## GIVEN PROBLEM
Print the data that follows exactly.

Entries with figure data:
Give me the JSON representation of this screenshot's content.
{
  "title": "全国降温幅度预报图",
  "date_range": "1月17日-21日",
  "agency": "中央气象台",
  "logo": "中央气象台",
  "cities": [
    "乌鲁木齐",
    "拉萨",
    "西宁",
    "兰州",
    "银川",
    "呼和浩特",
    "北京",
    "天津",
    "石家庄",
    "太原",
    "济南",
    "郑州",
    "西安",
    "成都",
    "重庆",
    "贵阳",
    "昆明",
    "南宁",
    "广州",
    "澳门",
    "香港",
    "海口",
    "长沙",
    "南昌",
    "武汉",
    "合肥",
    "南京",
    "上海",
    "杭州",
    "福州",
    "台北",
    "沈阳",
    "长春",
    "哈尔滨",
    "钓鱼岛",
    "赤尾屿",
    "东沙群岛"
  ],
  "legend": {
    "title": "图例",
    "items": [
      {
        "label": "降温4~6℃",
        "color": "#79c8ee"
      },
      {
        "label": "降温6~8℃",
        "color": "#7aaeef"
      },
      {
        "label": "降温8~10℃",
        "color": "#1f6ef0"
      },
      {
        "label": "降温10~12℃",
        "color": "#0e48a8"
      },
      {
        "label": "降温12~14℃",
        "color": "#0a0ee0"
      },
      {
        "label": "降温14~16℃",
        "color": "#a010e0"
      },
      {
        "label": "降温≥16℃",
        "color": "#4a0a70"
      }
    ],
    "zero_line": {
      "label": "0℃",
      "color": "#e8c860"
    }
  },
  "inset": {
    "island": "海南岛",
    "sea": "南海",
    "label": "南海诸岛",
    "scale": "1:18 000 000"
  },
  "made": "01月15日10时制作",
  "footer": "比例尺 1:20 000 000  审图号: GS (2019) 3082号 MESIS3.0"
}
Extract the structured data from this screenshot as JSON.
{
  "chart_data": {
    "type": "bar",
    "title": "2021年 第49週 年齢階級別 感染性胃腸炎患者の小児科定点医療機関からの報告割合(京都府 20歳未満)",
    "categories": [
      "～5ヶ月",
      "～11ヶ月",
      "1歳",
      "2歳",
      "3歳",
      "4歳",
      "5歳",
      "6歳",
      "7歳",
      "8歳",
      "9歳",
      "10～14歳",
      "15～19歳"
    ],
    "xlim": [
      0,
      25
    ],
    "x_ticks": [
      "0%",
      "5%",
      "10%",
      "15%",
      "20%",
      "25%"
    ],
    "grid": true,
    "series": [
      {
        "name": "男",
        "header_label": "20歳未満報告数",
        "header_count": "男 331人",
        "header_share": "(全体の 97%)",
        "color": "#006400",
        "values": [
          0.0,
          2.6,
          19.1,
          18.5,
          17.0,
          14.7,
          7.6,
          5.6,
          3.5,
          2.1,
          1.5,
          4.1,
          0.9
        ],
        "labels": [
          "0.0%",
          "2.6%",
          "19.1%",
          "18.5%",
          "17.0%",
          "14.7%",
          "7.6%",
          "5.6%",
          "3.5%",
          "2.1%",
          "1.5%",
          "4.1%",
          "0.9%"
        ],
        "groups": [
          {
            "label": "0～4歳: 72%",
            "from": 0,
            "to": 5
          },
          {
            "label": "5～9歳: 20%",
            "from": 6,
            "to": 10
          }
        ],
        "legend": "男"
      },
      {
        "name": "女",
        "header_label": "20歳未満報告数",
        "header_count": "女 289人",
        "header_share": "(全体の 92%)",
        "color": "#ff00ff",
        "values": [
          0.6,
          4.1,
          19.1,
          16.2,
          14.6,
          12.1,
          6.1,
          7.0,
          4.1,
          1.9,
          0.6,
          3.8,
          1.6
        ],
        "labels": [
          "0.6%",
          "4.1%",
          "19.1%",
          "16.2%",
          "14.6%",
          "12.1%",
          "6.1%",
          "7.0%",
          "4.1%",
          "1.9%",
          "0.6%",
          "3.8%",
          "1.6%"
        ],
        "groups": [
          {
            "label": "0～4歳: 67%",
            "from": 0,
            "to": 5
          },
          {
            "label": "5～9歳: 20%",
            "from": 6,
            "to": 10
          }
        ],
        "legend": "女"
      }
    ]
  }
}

## WRITTEN ANSWER
Give me the JSON representation of this screenshot's content.
{
  "title": "全国降温幅度预报图",
  "date_range": "1月17日-21日",
  "agency": "中央气象台",
  "logo": "中央气象台",
  "cities": [
    "乌鲁木齐",
    "拉萨",
    "西宁",
    "兰州",
    "银川",
    "呼和浩特",
    "北京",
    "天津",
    "石家庄",
    "太原",
    "济南",
    "郑州",
    "西安",
    "成都",
    "重庆",
    "贵阳",
    "昆明",
    "南宁",
    "广州",
    "澳门",
    "香港",
    "海口",
    "长沙",
    "南昌",
    "武汉",
    "合肥",
    "南京",
    "上海",
    "杭州",
    "福州",
    "台北",
    "沈阳",
    "长春",
    "哈尔滨",
    "钓鱼岛",
    "赤尾屿",
    "东沙群岛"
  ],
  "legend": {
    "title": "图例",
    "items": [
      {
        "label": "降温4~6℃",
        "color": "#79c8ee"
      },
      {
        "label": "降温6~8℃",
        "color": "#7aaeef"
      },
      {
        "label": "降温8~10℃",
        "color": "#1f6ef0"
      },
      {
        "label": "降温10~12℃",
        "color": "#0e48a8"
      },
      {
        "label": "降温12~14℃",
        "color": "#0a0ee0"
      },
      {
        "label": "降温14~16℃",
        "color": "#a010e0"
      },
      {
        "label": "降温≥16℃",
        "color": "#4a0a70"
      }
    ],
    "zero_line": {
      "label": "0℃",
      "color": "#e8c860"
    }
  },
  "inset": {
    "island": "海南岛",
    "sea": "南海",
    "label": "南海诸岛",
    "scale": "1:18 000 000"
  },
  "made": "01月15日10时制作",
  "footer": "比例尺 1:20 000 000  审图号: GS (2019) 3082号 MESIS3.0"
}
Extract the structured data from this screenshot as JSON.
{
  "chart_data": {
    "type": "bar",
    "title": "2021年 第49週 年齢階級別 感染性胃腸炎患者の小児科定点医療機関からの報告割合(京都府 20歳未満)",
    "categories": [
      "～5ヶ月",
      "～11ヶ月",
      "1歳",
      "2歳",
      "3歳",
      "4歳",
      "5歳",
      "6歳",
      "7歳",
      "8歳",
      "9歳",
      "10～14歳",
      "15～19歳"
    ],
    "xlim": [
      0,
      25
    ],
    "x_ticks": [
      "0%",
      "5%",
      "10%",
      "15%",
      "20%",
      "25%"
    ],
    "grid": true,
    "series": [
      {
        "name": "男",
        "header_label": "20歳未満報告数",
        "header_count": "男 331人",
        "header_share": "(全体の 97%)",
        "color": "#006400",
        "values": [
          0.0,
          2.6,
          19.1,
          18.5,
          17.0,
          14.7,
          7.6,
          5.6,
          3.5,
          2.1,
          1.5,
          4.1,
          0.9
        ],
        "labels": [
          "0.0%",
          "2.6%",
          "19.1%",
          "18.5%",
          "17.0%",
          "14.7%",
          "7.6%",
          "5.6%",
          "3.5%",
          "2.1%",
          "1.5%",
          "4.1%",
          "0.9%"
        ],
        "groups": [
          {
            "label": "0～4歳: 72%",
            "from": 0,
            "to": 5
          },
          {
            "label": "5～9歳: 20%",
            "from": 6,
            "to": 10
          }
        ],
        "legend": "男"
      },
      {
        "name": "女",
        "header_label": "20歳未満報告数",
        "header_count": "女 289人",
        "header_share": "(全体の 92%)",
        "color": "#ff00ff",
        "values": [
          0.6,
          4.1,
          19.1,
          16.2,
          14.6,
          12.1,
          6.1,
          7.0,
          4.1,
          1.9,
          0.6,
          3.8,
          1.6
        ],
        "labels": [
          "0.6%",
          "4.1%",
          "19.1%",
          "16.2%",
          "14.6%",
          "12.1%",
          "6.1%",
          "7.0%",
          "4.1%",
          "1.9%",
          "0.6%",
          "3.8%",
          "1.6%"
        ],
        "groups": [
          {
            "label": "0～4歳: 67%",
            "from": 0,
            "to": 5
          },
          {
            "label": "5～9歳: 20%",
            "from": 6,
            "to": 10
          }
        ],
        "legend": "女"
      }
    ]
  }
}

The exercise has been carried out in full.